本文抜粋:
------
全世界1000万人が読んだベストセラー『ザ・ゴール』。1984年に米国で初版が出版されてから40年経つ今もなお、ビジネスの世界を生き抜くための必読書として多くの経営者・ビジネスパーソン・新社会人に読み継がれている。
イスラエルの物理学者、エリヤフ・ゴールドラット博士によって書かれたこの伝説のビジネス書は、Amazon創業者のジェフ・ベゾスも経営陣とともに読み、ビジネスのヒントを得たという。2001年に日本でも出版されてからは、ノーベル生理学・医学賞受賞者の山中伸弥教授やジャパネットたかた創業者の髙田明氏など、トップクラスの知識人・経営者らが絶賛し、座右の書としてきた。
ゴールドラット博士は2011年に逝去したが、最後の著作『ザ・クリスタルボール』がこのたび新装され、『「ザ・ゴール」シリーズ 在庫管理の魔術』として出版された。
売れ残るリスクを抱えてまで在庫を持つべきか、それとも売り逃すリスクがあっても在庫を減らすべきか。同書は、この永遠のジレンマをテーマに、「ザ・ゴール」シリーズで唯一「在庫管理」の真髄を解き明かしたバイブル。
同書の出版を記念して、シリーズの原点となる『ザ・ゴール』のエッセンスをよりわかりやすく漫画化した『ザ・ゴール コミック版』(岸良裕司/監修、青木健生/脚色、蒼田山/漫画)の一部を抜粋して紹介する。(初出:2021年11月9日)
リソースの「使用」と「活用」の決定的な差
今回覚えてほしいことはただひとつ、「リソースは使用するものではなく、活用するものである」ということだ。
物語のなかでも言及されていたが、会社やプロジェクトメンバーなど組織で動くとき、すでに自分たちの持っているリソースを最大限使わないといけないと思ってはいないだろうか。手を止めている人がいないように、止まっている機械がないようにとひたすら動きを続けていることが良いと思っているのならばリソースの罠にはまっているかもしれない。
------
[データセット項目]
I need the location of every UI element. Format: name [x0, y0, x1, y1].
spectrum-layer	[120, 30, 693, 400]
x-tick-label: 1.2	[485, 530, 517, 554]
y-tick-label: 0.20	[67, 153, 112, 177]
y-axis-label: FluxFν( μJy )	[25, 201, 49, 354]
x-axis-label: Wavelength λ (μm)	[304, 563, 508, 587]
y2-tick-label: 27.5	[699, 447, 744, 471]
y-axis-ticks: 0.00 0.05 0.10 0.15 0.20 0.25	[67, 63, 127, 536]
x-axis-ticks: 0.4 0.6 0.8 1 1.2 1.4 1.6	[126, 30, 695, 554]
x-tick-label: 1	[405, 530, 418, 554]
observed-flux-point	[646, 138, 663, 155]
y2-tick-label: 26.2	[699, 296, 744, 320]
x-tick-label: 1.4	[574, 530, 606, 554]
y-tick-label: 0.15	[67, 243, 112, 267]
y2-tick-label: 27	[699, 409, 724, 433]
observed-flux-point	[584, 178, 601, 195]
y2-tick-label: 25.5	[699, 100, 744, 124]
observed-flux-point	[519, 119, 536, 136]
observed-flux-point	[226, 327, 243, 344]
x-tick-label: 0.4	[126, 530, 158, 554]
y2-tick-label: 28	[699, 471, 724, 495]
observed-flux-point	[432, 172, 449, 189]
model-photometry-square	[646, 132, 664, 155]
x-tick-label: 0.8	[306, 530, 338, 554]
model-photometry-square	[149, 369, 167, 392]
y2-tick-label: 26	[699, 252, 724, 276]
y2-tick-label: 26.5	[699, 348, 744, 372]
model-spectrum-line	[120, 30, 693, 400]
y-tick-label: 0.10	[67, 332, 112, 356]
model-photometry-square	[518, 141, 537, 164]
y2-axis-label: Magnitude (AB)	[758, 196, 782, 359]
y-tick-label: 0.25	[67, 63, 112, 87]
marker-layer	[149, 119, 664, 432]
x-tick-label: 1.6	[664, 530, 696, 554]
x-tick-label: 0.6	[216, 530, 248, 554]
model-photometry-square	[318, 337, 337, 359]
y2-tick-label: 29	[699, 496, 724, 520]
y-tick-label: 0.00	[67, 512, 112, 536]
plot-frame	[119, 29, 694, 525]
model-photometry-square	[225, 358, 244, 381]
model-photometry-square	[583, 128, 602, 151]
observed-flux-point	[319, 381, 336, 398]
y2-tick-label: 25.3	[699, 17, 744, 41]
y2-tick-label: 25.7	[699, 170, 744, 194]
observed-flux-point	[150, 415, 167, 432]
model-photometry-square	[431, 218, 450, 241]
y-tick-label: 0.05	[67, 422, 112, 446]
------
演習問題:
A: 『ザ・ゴール』の紹介記事について、次の問いに本文の記述に基づいて答えよ。
(i) 『ザ・ゴール』の初版が米国で出版されたのは何年か。
(ii) 『ザ・ゴール』が日本で出版されたのは何年か。
(iii) 『ザ・クリスタルボール』は新装後、どのような書名で出版されたか。
B: 『ザ・ゴール』の紹介記事を、本文の最後の文に続けて書き進めよ。

解答例:
A:
(i) 1984年
(ii) 2001年
(iii) 『「ザ・ゴール」シリーズ 在庫管理の魔術』

B:
連載を通して解説していることだが、組織はボトルネックに影響されるため、どんなにエースが優秀だとしてもチームの出来はそこまで変わらない。そのためボトルネックをいかに改善できるかが重要であるかということについて話してきたが、今回も同じことが言える。
優秀な人材が休まず手を動かしていたところで、それがチームとしてのアウトプットに繋がっていなければ、それは残念ながらあまり意味がない。まさにリソースを使用しているだけといえる。
重要なことはチームのアウトプットを増やすためには全員がどのように手を動かしたらいいのかということだ。そのことを徹底的に突き詰めていくとがむしゃらに動き続けるということは自然となくなっていくはずだ。
リソースを活用するとは、目的に向かって組織の力を最適に分配することであり、休まずに使い続けることでは決してない。効率よくアウトプットを生み出すためにリソースを活用できているというのが組織の理想的な姿だ。ぜひ気をつけてみてほしい。